### Task instructions:
Pull out each line of the data that includes the word "this".

### Dataset records:

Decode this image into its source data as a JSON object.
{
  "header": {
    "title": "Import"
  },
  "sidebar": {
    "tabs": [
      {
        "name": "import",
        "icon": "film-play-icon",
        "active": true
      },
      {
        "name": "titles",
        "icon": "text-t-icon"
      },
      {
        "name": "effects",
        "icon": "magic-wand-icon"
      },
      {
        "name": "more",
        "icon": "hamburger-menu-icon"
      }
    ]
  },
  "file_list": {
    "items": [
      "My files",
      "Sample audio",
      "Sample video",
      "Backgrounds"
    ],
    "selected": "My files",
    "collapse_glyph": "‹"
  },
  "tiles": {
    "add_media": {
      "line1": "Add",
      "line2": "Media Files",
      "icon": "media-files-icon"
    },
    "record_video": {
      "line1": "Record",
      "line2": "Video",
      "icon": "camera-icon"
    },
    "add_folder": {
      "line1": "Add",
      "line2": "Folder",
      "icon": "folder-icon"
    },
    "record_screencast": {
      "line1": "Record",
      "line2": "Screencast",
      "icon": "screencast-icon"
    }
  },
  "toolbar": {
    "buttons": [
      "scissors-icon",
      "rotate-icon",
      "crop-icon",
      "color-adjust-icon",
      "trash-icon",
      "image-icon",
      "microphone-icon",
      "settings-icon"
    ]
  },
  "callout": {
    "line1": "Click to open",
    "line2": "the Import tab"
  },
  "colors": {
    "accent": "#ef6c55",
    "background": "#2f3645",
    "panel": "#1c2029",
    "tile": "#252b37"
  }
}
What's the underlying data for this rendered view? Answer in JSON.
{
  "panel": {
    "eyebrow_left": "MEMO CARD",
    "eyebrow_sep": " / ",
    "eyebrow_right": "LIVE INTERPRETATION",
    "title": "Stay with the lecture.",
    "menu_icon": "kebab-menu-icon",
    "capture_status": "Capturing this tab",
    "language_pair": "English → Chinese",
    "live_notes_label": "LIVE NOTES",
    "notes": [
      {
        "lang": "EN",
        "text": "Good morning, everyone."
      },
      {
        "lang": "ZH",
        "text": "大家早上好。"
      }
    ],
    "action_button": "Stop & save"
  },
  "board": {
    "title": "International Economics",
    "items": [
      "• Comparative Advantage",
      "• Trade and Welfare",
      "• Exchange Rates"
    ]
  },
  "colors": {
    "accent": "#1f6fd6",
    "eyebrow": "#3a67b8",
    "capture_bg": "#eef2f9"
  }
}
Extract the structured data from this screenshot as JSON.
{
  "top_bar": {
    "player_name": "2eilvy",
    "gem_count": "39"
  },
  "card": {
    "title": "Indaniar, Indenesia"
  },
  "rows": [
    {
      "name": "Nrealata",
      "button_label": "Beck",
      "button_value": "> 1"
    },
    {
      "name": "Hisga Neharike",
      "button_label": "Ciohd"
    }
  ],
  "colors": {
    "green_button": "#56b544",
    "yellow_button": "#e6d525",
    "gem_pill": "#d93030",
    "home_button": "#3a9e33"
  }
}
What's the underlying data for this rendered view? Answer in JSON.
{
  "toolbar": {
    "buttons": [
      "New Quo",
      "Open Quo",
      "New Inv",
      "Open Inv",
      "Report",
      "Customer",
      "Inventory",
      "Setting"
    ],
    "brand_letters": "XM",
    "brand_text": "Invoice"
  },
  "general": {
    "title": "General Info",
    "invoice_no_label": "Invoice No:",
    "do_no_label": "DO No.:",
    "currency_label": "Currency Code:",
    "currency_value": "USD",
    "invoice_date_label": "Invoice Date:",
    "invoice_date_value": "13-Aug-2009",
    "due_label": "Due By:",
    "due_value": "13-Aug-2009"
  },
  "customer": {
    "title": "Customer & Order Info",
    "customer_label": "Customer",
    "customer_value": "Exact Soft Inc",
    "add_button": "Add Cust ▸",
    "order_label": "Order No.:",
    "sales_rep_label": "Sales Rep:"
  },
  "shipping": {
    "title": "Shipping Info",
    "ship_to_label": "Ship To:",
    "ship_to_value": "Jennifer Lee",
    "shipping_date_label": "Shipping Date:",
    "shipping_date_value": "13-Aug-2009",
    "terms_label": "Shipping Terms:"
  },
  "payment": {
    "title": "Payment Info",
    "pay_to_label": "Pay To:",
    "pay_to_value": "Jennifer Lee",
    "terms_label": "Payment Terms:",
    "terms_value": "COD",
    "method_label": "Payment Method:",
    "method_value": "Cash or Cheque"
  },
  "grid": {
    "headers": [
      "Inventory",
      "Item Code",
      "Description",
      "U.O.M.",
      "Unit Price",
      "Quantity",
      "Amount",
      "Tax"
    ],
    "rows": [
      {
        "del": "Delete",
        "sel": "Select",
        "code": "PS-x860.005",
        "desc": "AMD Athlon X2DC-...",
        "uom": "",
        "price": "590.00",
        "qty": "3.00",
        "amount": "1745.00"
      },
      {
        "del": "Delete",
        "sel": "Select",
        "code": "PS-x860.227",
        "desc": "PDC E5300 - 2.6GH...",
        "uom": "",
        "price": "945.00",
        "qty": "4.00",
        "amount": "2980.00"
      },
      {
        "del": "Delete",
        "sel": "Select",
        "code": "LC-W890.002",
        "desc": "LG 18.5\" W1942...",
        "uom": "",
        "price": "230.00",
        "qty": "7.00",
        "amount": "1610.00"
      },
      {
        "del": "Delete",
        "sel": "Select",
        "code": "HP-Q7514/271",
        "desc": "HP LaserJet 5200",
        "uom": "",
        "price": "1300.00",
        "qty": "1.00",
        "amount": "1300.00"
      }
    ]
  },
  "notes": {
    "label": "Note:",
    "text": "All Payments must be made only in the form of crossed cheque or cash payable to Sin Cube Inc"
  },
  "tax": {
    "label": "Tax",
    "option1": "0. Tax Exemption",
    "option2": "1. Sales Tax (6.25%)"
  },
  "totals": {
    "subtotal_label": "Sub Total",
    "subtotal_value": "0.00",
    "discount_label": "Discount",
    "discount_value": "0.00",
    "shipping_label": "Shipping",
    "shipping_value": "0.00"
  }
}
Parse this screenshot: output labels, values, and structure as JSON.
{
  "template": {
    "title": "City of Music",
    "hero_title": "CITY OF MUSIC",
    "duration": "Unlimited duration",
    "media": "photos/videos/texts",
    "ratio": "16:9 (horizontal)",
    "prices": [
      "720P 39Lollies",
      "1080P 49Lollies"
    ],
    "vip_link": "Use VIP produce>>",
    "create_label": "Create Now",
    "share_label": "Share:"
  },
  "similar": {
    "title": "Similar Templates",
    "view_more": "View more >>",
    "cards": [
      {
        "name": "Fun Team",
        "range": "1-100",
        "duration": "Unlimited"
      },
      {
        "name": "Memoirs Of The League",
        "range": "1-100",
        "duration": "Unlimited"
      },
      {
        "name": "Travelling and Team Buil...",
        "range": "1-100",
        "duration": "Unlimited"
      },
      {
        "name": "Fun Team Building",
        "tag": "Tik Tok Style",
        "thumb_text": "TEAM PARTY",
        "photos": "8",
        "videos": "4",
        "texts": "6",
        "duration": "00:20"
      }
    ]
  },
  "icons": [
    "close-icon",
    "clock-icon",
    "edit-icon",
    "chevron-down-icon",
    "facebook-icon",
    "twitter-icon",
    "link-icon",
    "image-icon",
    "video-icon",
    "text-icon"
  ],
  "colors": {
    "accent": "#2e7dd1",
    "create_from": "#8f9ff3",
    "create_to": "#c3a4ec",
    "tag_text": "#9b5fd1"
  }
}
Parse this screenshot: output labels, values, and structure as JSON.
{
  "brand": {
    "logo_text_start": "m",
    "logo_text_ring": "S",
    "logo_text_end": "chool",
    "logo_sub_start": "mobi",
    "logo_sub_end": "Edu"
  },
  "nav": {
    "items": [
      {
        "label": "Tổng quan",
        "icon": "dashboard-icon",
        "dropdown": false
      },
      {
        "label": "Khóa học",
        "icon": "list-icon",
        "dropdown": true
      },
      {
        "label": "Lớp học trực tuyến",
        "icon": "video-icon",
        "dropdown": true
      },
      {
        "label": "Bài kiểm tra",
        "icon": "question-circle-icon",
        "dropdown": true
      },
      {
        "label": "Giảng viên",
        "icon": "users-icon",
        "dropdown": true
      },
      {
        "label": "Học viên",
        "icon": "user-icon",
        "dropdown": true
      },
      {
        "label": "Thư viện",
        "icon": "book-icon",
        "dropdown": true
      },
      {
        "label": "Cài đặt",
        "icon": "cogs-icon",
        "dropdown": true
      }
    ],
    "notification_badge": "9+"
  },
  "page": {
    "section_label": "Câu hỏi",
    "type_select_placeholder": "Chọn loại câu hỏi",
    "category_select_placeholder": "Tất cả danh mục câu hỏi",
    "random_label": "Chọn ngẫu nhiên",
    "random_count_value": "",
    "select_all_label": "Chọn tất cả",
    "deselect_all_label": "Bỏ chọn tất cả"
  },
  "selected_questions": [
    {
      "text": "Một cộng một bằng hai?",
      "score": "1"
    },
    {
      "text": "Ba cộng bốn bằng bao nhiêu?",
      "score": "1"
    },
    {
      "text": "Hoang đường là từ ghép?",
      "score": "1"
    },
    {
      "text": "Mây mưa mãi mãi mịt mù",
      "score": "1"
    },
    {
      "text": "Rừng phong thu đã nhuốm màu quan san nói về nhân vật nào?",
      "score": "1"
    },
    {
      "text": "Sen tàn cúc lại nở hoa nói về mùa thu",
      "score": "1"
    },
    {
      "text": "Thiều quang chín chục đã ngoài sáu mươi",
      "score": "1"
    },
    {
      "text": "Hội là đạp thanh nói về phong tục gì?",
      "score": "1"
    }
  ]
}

### Worked answer:
Decode this image into its source data as a JSON object.
What's the underlying data for this rendered view? Answer in JSON.
    "capture_status": "Capturing this tab",
Extract the structured data from this screenshot as JSON.
What's the underlying data for this rendered view? Answer in JSON.
Parse this screenshot: output labels, values, and structure as JSON.
Parse this screenshot: output labels, values, and structure as JSON.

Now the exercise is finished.